>> START Stored records

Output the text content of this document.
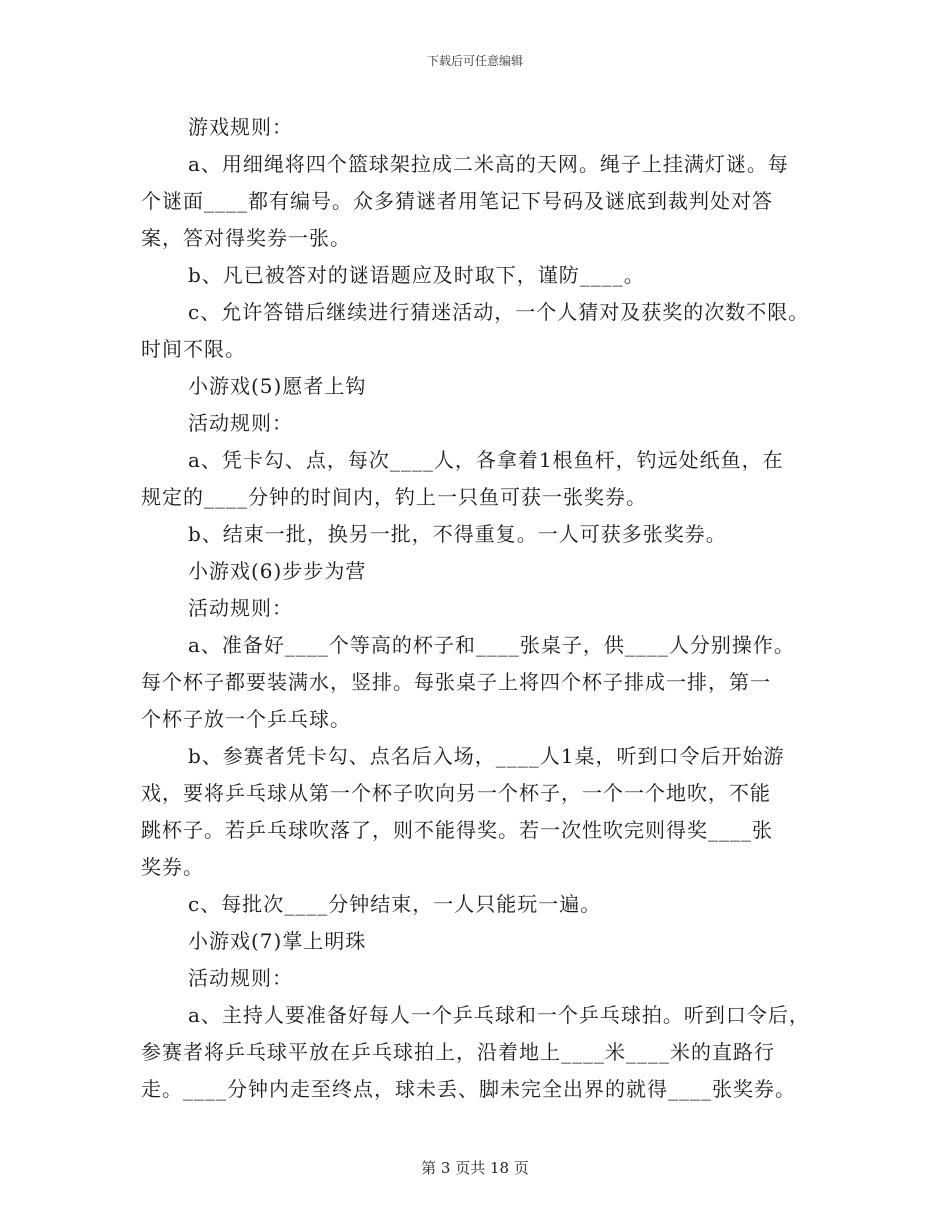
下载后可任意编辑
游戏规则：
a、用细绳将四个篮球架拉成二米高的天网。绳子上挂满灯谜。每
个谜面____都有编号。众多猜谜者用笔记下号码及谜底到裁判处对答
案，答对得奖券一张。
b、凡已被答对的谜语题应及时取下，谨防____。
c、允许答错后继续进行猜迷活动，一个人猜对及获奖的次数不限。
时间不限。
小游戏(5)愿者上钩
活动规则：
a、凭卡勾、点，每次____人，各拿着1根鱼杆，钓远处纸鱼，在
规定的____分钟的时间内，钓上一只鱼可获一张奖券。
b、结束一批，换另一批，不得重复。一人可获多张奖券。
小游戏(6)步步为营
活动规则：
a、准备好____个等高的杯子和____张桌子，供____人分别操作。
每个杯子都要装满水，竖排。每张桌子上将四个杯子排成一排，第一
个杯子放一个乒乓球。
b、参赛者凭卡勾、点名后入场，____人1桌，听到口令后开始游
戏，要将乒乓球从第一个杯子吹向另一个杯子，一个一个地吹，不能
跳杯子。若乒乓球吹落了，则不能得奖。若一次性吹完则得奖____张
奖券。
c、每批次____分钟结束，一人只能玩一遍。
小游戏(7)掌上明珠
活动规则：
a、主持人要准备好每人一个乒乓球和一个乒乓球拍。听到口令后，
参赛者将乒乓球平放在乒乓球拍上，沿着地上____米____米的直路行
走。____分钟内走至终点，球未丢、脚未完全出界的就得____张奖券。
第 3 页共 18 页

>> END Stored records

#### Written instruction
A faithful copy of the records above is needed, with the pictures left out.

#### Problem solution
Output the text content of this document.
下载后可任意编辑
游戏规则：
a、用细绳将四个篮球架拉成二米高的天网。绳子上挂满灯谜。每
个谜面____都有编号。众多猜谜者用笔记下号码及谜底到裁判处对答
案，答对得奖券一张。
b、凡已被答对的谜语题应及时取下，谨防____。
c、允许答错后继续进行猜迷活动，一个人猜对及获奖的次数不限。
时间不限。
小游戏(5)愿者上钩
活动规则：
a、凭卡勾、点，每次____人，各拿着1根鱼杆，钓远处纸鱼，在
规定的____分钟的时间内，钓上一只鱼可获一张奖券。
b、结束一批，换另一批，不得重复。一人可获多张奖券。
小游戏(6)步步为营
活动规则：
a、准备好____个等高的杯子和____张桌子，供____人分别操作。
每个杯子都要装满水，竖排。每张桌子上将四个杯子排成一排，第一
个杯子放一个乒乓球。
b、参赛者凭卡勾、点名后入场，____人1桌，听到口令后开始游
戏，要将乒乓球从第一个杯子吹向另一个杯子，一个一个地吹，不能
跳杯子。若乒乓球吹落了，则不能得奖。若一次性吹完则得奖____张
奖券。
c、每批次____分钟结束，一人只能玩一遍。
小游戏(7)掌上明珠
活动规则：
a、主持人要准备好每人一个乒乓球和一个乒乓球拍。听到口令后，
参赛者将乒乓球平放在乒乓球拍上，沿着地上____米____米的直路行
走。____分钟内走至终点，球未丢、脚未完全出界的就得____张奖券。
第 3 页共 18 页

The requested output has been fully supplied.